* [PROVIDED RECORDS]
#####

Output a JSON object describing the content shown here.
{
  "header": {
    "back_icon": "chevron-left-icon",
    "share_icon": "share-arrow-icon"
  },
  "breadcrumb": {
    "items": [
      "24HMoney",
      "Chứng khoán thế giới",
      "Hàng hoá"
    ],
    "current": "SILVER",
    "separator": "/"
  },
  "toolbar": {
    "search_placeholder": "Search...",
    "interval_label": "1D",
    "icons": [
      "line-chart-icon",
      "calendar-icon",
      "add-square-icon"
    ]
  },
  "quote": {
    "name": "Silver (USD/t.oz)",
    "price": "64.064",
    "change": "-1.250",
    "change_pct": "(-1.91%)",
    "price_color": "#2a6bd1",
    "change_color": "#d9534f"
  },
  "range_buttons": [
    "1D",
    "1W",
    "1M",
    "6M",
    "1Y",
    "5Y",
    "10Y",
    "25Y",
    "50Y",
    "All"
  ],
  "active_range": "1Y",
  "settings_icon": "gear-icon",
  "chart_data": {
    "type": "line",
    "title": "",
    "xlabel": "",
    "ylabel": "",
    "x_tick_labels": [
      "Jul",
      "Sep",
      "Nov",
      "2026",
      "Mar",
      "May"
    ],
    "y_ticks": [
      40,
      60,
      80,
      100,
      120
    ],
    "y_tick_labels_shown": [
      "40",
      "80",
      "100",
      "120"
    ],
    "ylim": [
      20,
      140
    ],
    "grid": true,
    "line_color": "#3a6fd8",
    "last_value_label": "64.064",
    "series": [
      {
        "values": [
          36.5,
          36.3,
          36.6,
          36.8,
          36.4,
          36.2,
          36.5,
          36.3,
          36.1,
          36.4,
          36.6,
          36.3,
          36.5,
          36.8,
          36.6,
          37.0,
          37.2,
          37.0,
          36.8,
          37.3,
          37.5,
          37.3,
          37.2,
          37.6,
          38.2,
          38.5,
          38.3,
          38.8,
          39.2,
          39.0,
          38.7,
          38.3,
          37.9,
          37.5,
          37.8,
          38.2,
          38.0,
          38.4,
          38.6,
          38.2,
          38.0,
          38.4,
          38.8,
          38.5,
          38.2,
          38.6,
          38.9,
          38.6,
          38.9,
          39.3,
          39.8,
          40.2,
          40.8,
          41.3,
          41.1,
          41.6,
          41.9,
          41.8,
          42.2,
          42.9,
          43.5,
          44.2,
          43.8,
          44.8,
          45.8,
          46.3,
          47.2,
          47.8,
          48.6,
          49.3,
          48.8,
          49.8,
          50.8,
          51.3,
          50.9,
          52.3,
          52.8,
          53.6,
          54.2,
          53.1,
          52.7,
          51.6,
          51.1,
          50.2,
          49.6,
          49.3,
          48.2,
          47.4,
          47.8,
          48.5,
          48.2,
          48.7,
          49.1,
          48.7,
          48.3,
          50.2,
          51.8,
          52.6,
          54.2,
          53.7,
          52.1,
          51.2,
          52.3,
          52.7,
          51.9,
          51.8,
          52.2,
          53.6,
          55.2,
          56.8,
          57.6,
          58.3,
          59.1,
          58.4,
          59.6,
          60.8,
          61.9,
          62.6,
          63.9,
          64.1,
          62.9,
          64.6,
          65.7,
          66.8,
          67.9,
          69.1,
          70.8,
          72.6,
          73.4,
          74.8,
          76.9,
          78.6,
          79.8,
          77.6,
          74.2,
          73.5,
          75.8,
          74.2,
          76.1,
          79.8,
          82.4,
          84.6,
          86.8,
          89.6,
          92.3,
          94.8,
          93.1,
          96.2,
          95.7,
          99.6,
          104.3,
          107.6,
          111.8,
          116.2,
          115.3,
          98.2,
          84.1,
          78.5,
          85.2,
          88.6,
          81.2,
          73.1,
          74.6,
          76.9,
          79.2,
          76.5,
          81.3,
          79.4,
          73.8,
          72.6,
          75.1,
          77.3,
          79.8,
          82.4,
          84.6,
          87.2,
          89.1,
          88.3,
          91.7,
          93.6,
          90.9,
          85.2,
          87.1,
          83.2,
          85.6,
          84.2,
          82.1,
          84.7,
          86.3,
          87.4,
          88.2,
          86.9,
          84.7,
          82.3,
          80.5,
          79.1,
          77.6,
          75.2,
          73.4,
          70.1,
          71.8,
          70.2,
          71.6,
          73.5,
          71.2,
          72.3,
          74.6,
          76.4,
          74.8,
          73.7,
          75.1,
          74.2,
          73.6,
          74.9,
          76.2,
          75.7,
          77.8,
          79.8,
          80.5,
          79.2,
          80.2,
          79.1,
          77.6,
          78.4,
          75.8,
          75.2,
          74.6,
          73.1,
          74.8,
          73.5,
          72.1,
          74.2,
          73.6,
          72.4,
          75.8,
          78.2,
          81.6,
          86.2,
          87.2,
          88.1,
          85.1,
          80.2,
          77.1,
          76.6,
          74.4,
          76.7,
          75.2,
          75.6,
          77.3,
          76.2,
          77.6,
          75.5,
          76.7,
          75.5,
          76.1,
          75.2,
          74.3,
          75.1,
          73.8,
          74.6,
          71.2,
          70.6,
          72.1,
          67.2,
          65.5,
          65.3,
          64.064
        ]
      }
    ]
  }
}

#####

Please output the complete data exactly.

* [EXERCISE RESULT]
Output a JSON object describing the content shown here.
{
  "header": {
    "back_icon": "chevron-left-icon",
    "share_icon": "share-arrow-icon"
  },
  "breadcrumb": {
    "items": [
      "24HMoney",
      "Chứng khoán thế giới",
      "Hàng hoá"
    ],
    "current": "SILVER",
    "separator": "/"
  },
  "toolbar": {
    "search_placeholder": "Search...",
    "interval_label": "1D",
    "icons": [
      "line-chart-icon",
      "calendar-icon",
      "add-square-icon"
    ]
  },
  "quote": {
    "name": "Silver (USD/t.oz)",
    "price": "64.064",
    "change": "-1.250",
    "change_pct": "(-1.91%)",
    "price_color": "#2a6bd1",
    "change_color": "#d9534f"
  },
  "range_buttons": [
    "1D",
    "1W",
    "1M",
    "6M",
    "1Y",
    "5Y",
    "10Y",
    "25Y",
    "50Y",
    "All"
  ],
  "active_range": "1Y",
  "settings_icon": "gear-icon",
  "chart_data": {
    "type": "line",
    "title": "",
    "xlabel": "",
    "ylabel": "",
    "x_tick_labels": [
      "Jul",
      "Sep",
      "Nov",
      "2026",
      "Mar",
      "May"
    ],
    "y_ticks": [
      40,
      60,
      80,
      100,
      120
    ],
    "y_tick_labels_shown": [
      "40",
      "80",
      "100",
      "120"
    ],
    "ylim": [
      20,
      140
    ],
    "grid": true,
    "line_color": "#3a6fd8",
    "last_value_label": "64.064",
    "series": [
      {
        "values": [
          36.5,
          36.3,
          36.6,
          36.8,
          36.4,
          36.2,
          36.5,
          36.3,
          36.1,
          36.4,
          36.6,
          36.3,
          36.5,
          36.8,
          36.6,
          37.0,
          37.2,
          37.0,
          36.8,
          37.3,
          37.5,
          37.3,
          37.2,
          37.6,
          38.2,
          38.5,
          38.3,
          38.8,
          39.2,
          39.0,
          38.7,
          38.3,
          37.9,
          37.5,
          37.8,
          38.2,
          38.0,
          38.4,
          38.6,
          38.2,
          38.0,
          38.4,
          38.8,
          38.5,
          38.2,
          38.6,
          38.9,
          38.6,
          38.9,
          39.3,
          39.8,
          40.2,
          40.8,
          41.3,
          41.1,
          41.6,
          41.9,
          41.8,
          42.2,
          42.9,
          43.5,
          44.2,
          43.8,
          44.8,
          45.8,
          46.3,
          47.2,
          47.8,
          48.6,
          49.3,
          48.8,
          49.8,
          50.8,
          51.3,
          50.9,
          52.3,
          52.8,
          53.6,
          54.2,
          53.1,
          52.7,
          51.6,
          51.1,
          50.2,
          49.6,
          49.3,
          48.2,
          47.4,
          47.8,
          48.5,
          48.2,
          48.7,
          49.1,
          48.7,
          48.3,
          50.2,
          51.8,
          52.6,
          54.2,
          53.7,
          52.1,
          51.2,
          52.3,
          52.7,
          51.9,
          51.8,
          52.2,
          53.6,
          55.2,
          56.8,
          57.6,
          58.3,
          59.1,
          58.4,
          59.6,
          60.8,
          61.9,
          62.6,
          63.9,
          64.1,
          62.9,
          64.6,
          65.7,
          66.8,
          67.9,
          69.1,
          70.8,
          72.6,
          73.4,
          74.8,
          76.9,
          78.6,
          79.8,
          77.6,
          74.2,
          73.5,
          75.8,
          74.2,
          76.1,
          79.8,
          82.4,
          84.6,
          86.8,
          89.6,
          92.3,
          94.8,
          93.1,
          96.2,
          95.7,
          99.6,
          104.3,
          107.6,
          111.8,
          116.2,
          115.3,
          98.2,
          84.1,
          78.5,
          85.2,
          88.6,
          81.2,
          73.1,
          74.6,
          76.9,
          79.2,
          76.5,
          81.3,
          79.4,
          73.8,
          72.6,
          75.1,
          77.3,
          79.8,
          82.4,
          84.6,
          87.2,
          89.1,
          88.3,
          91.7,
          93.6,
          90.9,
          85.2,
          87.1,
          83.2,
          85.6,
          84.2,
          82.1,
          84.7,
          86.3,
          87.4,
          88.2,
          86.9,
          84.7,
          82.3,
          80.5,
          79.1,
          77.6,
          75.2,
          73.4,
          70.1,
          71.8,
          70.2,
          71.6,
          73.5,
          71.2,
          72.3,
          74.6,
          76.4,
          74.8,
          73.7,
          75.1,
          74.2,
          73.6,
          74.9,
          76.2,
          75.7,
          77.8,
          79.8,
          80.5,
          79.2,
          80.2,
          79.1,
          77.6,
          78.4,
          75.8,
          75.2,
          74.6,
          73.1,
          74.8,
          73.5,
          72.1,
          74.2,
          73.6,
          72.4,
          75.8,
          78.2,
          81.6,
          86.2,
          87.2,
          88.1,
          85.1,
          80.2,
          77.1,
          76.6,
          74.4,
          76.7,
          75.2,
          75.6,
          77.3,
          76.2,
          77.6,
          75.5,
          76.7,
          75.5,
          76.1,
          75.2,
          74.3,
          75.1,
          73.8,
          74.6,
          71.2,
          70.6,
          72.1,
          67.2,
          65.5,
          65.3,
          64.064
        ]
      }
    ]
  }
}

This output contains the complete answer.